** start Listed entries **

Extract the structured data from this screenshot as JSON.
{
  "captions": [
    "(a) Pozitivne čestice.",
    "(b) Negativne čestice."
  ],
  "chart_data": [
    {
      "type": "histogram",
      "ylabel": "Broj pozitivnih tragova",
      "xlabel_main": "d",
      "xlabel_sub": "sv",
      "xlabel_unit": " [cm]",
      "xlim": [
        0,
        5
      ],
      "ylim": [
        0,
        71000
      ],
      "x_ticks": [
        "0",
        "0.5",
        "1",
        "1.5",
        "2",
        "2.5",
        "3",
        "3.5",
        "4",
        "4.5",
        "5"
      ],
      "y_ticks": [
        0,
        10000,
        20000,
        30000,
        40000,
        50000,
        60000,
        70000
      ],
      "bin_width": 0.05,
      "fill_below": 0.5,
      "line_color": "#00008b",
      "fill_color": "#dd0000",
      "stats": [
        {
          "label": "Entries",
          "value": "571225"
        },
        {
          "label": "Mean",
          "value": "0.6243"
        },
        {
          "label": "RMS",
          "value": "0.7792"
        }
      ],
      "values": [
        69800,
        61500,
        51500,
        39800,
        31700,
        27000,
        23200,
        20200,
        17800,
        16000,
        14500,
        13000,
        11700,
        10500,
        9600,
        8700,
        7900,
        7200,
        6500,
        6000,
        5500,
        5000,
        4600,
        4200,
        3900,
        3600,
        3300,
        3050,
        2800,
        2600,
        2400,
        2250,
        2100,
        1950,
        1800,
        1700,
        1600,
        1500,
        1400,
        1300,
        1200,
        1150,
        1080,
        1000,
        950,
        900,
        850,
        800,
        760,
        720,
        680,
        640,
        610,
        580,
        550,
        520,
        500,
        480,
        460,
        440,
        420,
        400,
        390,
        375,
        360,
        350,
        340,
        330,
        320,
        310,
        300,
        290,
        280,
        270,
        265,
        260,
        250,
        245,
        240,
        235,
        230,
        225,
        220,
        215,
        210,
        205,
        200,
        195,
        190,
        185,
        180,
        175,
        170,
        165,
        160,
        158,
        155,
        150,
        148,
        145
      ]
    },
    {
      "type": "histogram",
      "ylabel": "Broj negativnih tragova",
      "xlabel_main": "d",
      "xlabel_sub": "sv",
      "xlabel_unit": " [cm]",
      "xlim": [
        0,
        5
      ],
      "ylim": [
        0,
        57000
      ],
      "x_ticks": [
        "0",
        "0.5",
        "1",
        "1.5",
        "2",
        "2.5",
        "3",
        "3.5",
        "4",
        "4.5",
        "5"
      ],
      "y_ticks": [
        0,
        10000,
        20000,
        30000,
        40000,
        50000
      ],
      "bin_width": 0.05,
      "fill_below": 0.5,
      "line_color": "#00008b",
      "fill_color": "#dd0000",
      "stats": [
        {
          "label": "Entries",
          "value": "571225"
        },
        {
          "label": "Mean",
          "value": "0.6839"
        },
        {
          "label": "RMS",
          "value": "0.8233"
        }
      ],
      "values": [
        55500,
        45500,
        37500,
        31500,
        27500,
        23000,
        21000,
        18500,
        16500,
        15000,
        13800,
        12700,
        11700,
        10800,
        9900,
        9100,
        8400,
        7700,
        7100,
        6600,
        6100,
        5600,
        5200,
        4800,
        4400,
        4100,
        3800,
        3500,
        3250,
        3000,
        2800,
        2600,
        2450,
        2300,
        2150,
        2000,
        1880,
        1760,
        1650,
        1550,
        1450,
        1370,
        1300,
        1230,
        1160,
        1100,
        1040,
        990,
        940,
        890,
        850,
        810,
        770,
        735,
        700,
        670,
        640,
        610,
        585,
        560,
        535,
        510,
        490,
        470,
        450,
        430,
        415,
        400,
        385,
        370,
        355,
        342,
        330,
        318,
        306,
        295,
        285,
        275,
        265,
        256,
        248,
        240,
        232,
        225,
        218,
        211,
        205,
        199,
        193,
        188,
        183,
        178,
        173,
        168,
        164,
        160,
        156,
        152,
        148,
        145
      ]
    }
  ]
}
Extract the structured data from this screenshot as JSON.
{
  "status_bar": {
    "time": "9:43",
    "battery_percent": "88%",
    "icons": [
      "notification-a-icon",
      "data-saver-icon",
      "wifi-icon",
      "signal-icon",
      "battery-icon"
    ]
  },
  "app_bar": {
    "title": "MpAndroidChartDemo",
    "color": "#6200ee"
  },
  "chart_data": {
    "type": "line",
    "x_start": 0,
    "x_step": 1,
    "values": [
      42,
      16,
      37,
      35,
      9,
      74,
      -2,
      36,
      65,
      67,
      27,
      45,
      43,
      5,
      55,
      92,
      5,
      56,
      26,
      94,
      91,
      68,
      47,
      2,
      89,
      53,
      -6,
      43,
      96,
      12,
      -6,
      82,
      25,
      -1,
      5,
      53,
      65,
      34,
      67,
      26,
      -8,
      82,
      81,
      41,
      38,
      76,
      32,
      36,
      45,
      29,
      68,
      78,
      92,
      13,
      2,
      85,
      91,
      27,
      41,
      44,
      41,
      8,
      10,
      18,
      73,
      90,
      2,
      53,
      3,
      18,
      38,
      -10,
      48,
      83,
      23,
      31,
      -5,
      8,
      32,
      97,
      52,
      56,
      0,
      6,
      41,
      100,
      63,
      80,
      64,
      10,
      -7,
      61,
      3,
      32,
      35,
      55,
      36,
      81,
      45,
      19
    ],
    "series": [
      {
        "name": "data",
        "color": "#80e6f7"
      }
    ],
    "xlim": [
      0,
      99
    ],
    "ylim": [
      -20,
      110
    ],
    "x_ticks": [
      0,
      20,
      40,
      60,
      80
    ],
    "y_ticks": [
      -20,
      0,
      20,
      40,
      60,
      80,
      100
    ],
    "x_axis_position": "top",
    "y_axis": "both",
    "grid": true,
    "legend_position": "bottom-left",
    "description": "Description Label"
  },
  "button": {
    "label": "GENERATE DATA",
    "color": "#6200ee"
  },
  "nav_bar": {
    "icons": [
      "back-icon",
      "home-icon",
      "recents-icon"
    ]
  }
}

** end Listed entries **

* [Exercise brief]: Reply with nothing but a number: how many lines of the entries above contain the string "tragova"?

* [Complete output]: 2